● **Entries provided**:
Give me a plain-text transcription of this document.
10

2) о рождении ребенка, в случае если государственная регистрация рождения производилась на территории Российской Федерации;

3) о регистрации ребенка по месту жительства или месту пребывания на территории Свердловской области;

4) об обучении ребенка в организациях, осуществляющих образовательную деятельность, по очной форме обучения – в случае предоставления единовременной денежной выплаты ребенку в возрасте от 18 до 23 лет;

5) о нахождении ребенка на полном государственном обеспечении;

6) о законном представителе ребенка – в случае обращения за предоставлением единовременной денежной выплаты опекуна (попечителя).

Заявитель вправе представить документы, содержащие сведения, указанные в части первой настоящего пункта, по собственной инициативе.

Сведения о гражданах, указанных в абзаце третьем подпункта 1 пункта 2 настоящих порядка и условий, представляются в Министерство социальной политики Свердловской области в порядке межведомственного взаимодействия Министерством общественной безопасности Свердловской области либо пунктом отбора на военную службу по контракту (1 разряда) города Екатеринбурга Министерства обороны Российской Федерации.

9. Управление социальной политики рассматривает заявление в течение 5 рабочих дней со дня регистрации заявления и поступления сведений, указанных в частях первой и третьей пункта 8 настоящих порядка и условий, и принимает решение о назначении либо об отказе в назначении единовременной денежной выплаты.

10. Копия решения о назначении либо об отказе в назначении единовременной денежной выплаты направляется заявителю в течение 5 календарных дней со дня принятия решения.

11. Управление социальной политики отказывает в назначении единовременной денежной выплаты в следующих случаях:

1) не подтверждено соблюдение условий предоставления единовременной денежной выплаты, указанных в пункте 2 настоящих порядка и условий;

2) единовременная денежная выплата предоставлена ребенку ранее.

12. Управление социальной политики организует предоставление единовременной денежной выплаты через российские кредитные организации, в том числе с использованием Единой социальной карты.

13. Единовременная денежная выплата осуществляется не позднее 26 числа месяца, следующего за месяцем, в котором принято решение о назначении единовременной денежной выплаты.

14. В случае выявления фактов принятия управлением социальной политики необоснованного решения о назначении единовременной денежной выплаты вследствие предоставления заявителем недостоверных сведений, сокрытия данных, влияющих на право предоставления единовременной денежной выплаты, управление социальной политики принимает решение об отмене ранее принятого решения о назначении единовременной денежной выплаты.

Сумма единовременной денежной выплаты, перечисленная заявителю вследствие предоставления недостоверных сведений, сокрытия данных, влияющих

● **Exercise requirements**: Set down every line of the listing above again, exactly as given.

● **Task result**:
Give me a plain-text transcription of this document.
10

2) о рождении ребенка, в случае если государственная регистрация рождения производилась на территории Российской Федерации;

3) о регистрации ребенка по месту жительства или месту пребывания на территории Свердловской области;

4) об обучении ребенка в организациях, осуществляющих образовательную деятельность, по очной форме обучения – в случае предоставления единовременной денежной выплаты ребенку в возрасте от 18 до 23 лет;

5) о нахождении ребенка на полном государственном обеспечении;

6) о законном представителе ребенка – в случае обращения за предоставлением единовременной денежной выплаты опекуна (попечителя).

Заявитель вправе представить документы, содержащие сведения, указанные в части первой настоящего пункта, по собственной инициативе.

Сведения о гражданах, указанных в абзаце третьем подпункта 1 пункта 2 настоящих порядка и условий, представляются в Министерство социальной политики Свердловской области в порядке межведомственного взаимодействия Министерством общественной безопасности Свердловской области либо пунктом отбора на военную службу по контракту (1 разряда) города Екатеринбурга Министерства обороны Российской Федерации.

9. Управление социальной политики рассматривает заявление в течение 5 рабочих дней со дня регистрации заявления и поступления сведений, указанных в частях первой и третьей пункта 8 настоящих порядка и условий, и принимает решение о назначении либо об отказе в назначении единовременной денежной выплаты.

10. Копия решения о назначении либо об отказе в назначении единовременной денежной выплаты направляется заявителю в течение 5 календарных дней со дня принятия решения.

11. Управление социальной политики отказывает в назначении единовременной денежной выплаты в следующих случаях:

1) не подтверждено соблюдение условий предоставления единовременной денежной выплаты, указанных в пункте 2 настоящих порядка и условий;

2) единовременная денежная выплата предоставлена ребенку ранее.

12. Управление социальной политики организует предоставление единовременной денежной выплаты через российские кредитные организации, в том числе с использованием Единой социальной карты.

13. Единовременная денежная выплата осуществляется не позднее 26 числа месяца, следующего за месяцем, в котором принято решение о назначении единовременной денежной выплаты.

14. В случае выявления фактов принятия управлением социальной политики необоснованного решения о назначении единовременной денежной выплаты вследствие предоставления заявителем недостоверных сведений, сокрытия данных, влияющих на право предоставления единовременной денежной выплаты, управление социальной политики принимает решение об отмене ранее принятого решения о назначении единовременной денежной выплаты.

Сумма единовременной денежной выплаты, перечисленная заявителю вследствие предоставления недостоверных сведений, сокрытия данных, влияющих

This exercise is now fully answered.